Copy out the whole listing exactly as written, leaving the pictures behind.

[Dataset entries]
▽
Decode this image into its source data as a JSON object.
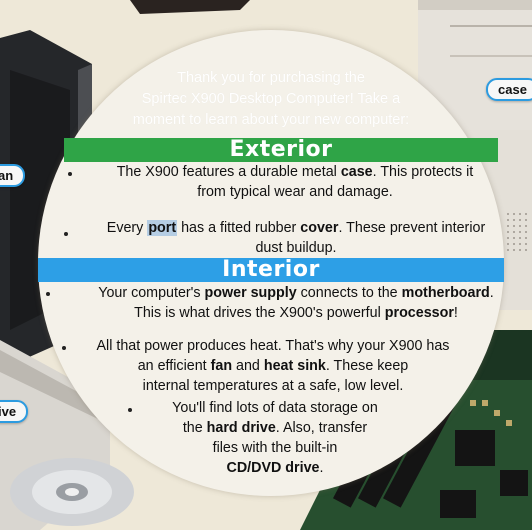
{
  "callouts": {
    "left_top": "an",
    "right": "case",
    "left_bottom": "ive"
  },
  "intro": {
    "line1": "Thank you for purchasing the",
    "line2": "Spirtec X900 Desktop Computer! Take a",
    "line3": "moment to learn about your new computer:"
  },
  "exterior": {
    "heading": "Exterior",
    "b1_a": "The X900 features a durable metal ",
    "b1_b": "case",
    "b1_c": ". This protects it",
    "b1_d": "from typical wear and damage.",
    "b2_a": "Every ",
    "b2_b": "port",
    "b2_c": " has a fitted rubber ",
    "b2_d": "cover",
    "b2_e": ". These prevent interior",
    "b2_f": "dust buildup."
  },
  "interior": {
    "heading": "Interior",
    "b1_a": "Your computer's ",
    "b1_b": "power supply",
    "b1_c": " connects to the ",
    "b1_d": "motherboard",
    "b1_e": ".",
    "b1_f": "This is what drives the X900's powerful ",
    "b1_g": "processor",
    "b1_h": "!",
    "b2_a": "All that power produces heat. That's why your X900 has",
    "b2_b": "an efficient ",
    "b2_c": "fan",
    "b2_d": " and ",
    "b2_e": "heat sink",
    "b2_f": ". These keep",
    "b2_g": "internal temperatures at a safe, low level.",
    "b3_a": "You'll find lots of data storage on",
    "b3_b": "the ",
    "b3_c": "hard drive",
    "b3_d": ". Also, transfer",
    "b3_e": "files with the built-in",
    "b3_f": "CD/DVD drive",
    "b3_g": "."
  }
}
△
**Final result:**
Decode this image into its source data as a JSON object.
{
  "callouts": {
    "left_top": "an",
    "right": "case",
    "left_bottom": "ive"
  },
  "intro": {
    "line1": "Thank you for purchasing the",
    "line2": "Spirtec X900 Desktop Computer! Take a",
    "line3": "moment to learn about your new computer:"
  },
  "exterior": {
    "heading": "Exterior",
    "b1_a": "The X900 features a durable metal ",
    "b1_b": "case",
    "b1_c": ". This protects it",
    "b1_d": "from typical wear and damage.",
    "b2_a": "Every ",
    "b2_b": "port",
    "b2_c": " has a fitted rubber ",
    "b2_d": "cover",
    "b2_e": ". These prevent interior",
    "b2_f": "dust buildup."
  },
  "interior": {
    "heading": "Interior",
    "b1_a": "Your computer's ",
    "b1_b": "power supply",
    "b1_c": " connects to the ",
    "b1_d": "motherboard",
    "b1_e": ".",
    "b1_f": "This is what drives the X900's powerful ",
    "b1_g": "processor",
    "b1_h": "!",
    "b2_a": "All that power produces heat. That's why your X900 has",
    "b2_b": "an efficient ",
    "b2_c": "fan",
    "b2_d": " and ",
    "b2_e": "heat sink",
    "b2_f": ". These keep",
    "b2_g": "internal temperatures at a safe, low level.",
    "b3_a": "You'll find lots of data storage on",
    "b3_b": "the ",
    "b3_c": "hard drive",
    "b3_d": ". Also, transfer",
    "b3_e": "files with the built-in",
    "b3_f": "CD/DVD drive",
    "b3_g": "."
  }
}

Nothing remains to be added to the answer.